▶ [Set exercise]:
Reproduce every line of the listing as written, apart from the pictures.

Saved data entries
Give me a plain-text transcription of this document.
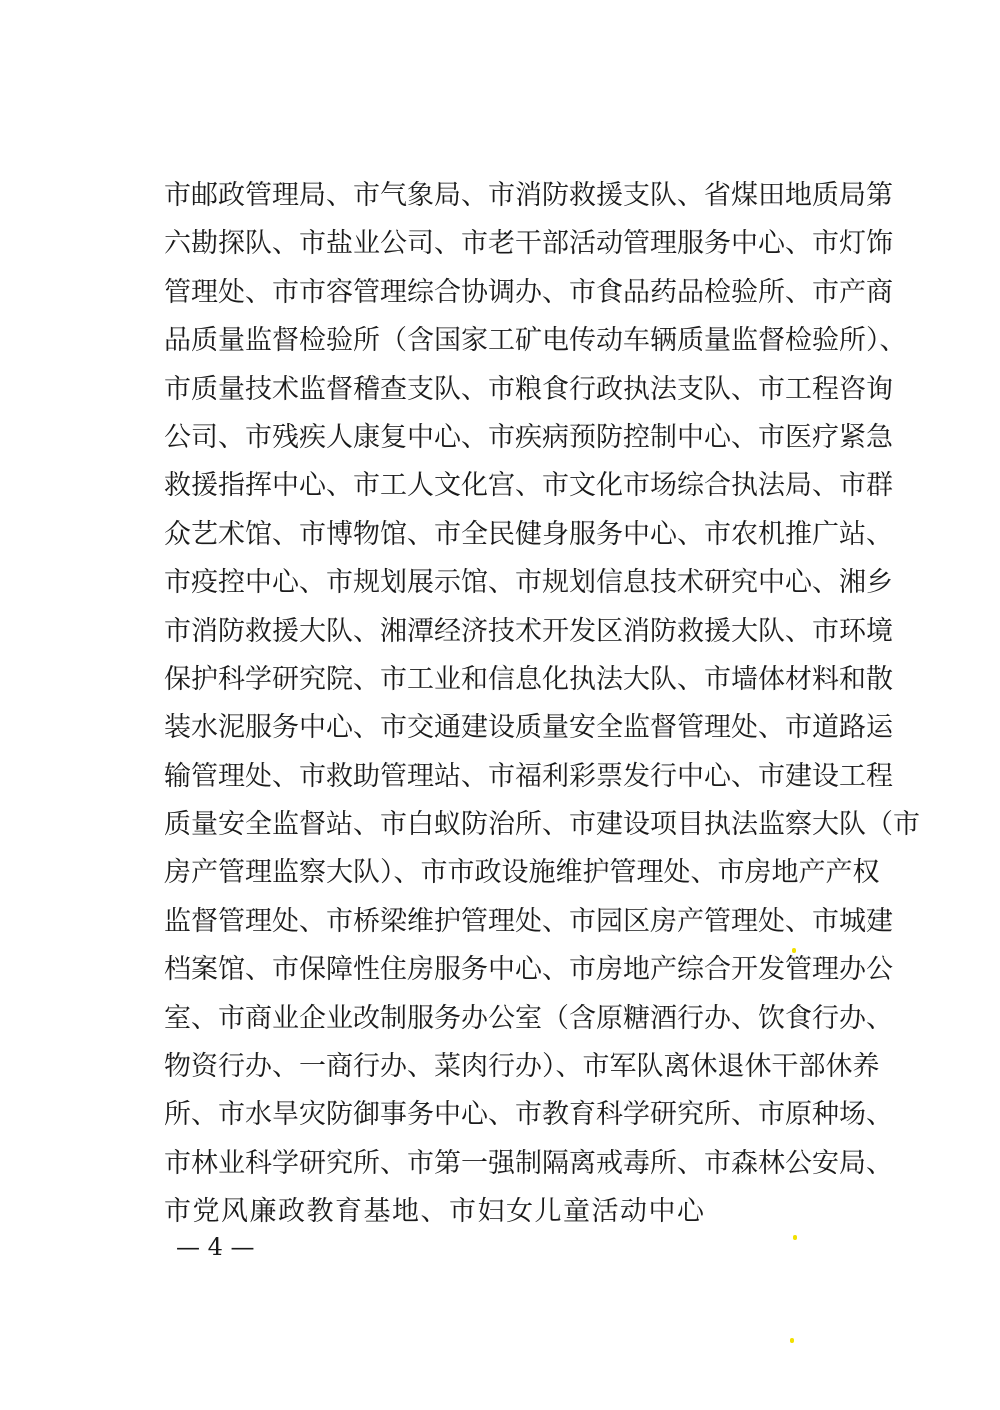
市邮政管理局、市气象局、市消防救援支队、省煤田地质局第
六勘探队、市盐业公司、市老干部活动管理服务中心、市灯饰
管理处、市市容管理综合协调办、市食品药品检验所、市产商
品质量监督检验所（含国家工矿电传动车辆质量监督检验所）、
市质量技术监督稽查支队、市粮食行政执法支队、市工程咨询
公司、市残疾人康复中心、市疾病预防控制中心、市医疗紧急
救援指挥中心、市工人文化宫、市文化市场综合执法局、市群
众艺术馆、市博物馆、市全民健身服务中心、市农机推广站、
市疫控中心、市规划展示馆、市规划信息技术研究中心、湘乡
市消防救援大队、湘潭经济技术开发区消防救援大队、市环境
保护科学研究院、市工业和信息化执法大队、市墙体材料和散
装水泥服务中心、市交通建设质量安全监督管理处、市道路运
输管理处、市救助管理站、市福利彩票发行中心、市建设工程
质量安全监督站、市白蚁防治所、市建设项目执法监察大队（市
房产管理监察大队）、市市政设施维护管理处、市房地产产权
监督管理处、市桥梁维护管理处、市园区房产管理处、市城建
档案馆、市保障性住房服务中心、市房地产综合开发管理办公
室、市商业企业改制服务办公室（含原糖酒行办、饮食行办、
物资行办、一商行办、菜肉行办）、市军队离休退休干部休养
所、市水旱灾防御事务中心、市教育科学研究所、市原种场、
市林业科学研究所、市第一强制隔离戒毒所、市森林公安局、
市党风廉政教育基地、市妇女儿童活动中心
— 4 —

▶ [Problem solution]:
Give me a plain-text transcription of this document.
市邮政管理局、市气象局、市消防救援支队、省煤田地质局第
六勘探队、市盐业公司、市老干部活动管理服务中心、市灯饰
管理处、市市容管理综合协调办、市食品药品检验所、市产商
品质量监督检验所（含国家工矿电传动车辆质量监督检验所）、
市质量技术监督稽查支队、市粮食行政执法支队、市工程咨询
公司、市残疾人康复中心、市疾病预防控制中心、市医疗紧急
救援指挥中心、市工人文化宫、市文化市场综合执法局、市群
众艺术馆、市博物馆、市全民健身服务中心、市农机推广站、
市疫控中心、市规划展示馆、市规划信息技术研究中心、湘乡
市消防救援大队、湘潭经济技术开发区消防救援大队、市环境
保护科学研究院、市工业和信息化执法大队、市墙体材料和散
装水泥服务中心、市交通建设质量安全监督管理处、市道路运
输管理处、市救助管理站、市福利彩票发行中心、市建设工程
质量安全监督站、市白蚁防治所、市建设项目执法监察大队（市
房产管理监察大队）、市市政设施维护管理处、市房地产产权
监督管理处、市桥梁维护管理处、市园区房产管理处、市城建
档案馆、市保障性住房服务中心、市房地产综合开发管理办公
室、市商业企业改制服务办公室（含原糖酒行办、饮食行办、
物资行办、一商行办、菜肉行办）、市军队离休退休干部休养
所、市水旱灾防御事务中心、市教育科学研究所、市原种场、
市林业科学研究所、市第一强制隔离戒毒所、市森林公安局、
市党风廉政教育基地、市妇女儿童活动中心
— 4 —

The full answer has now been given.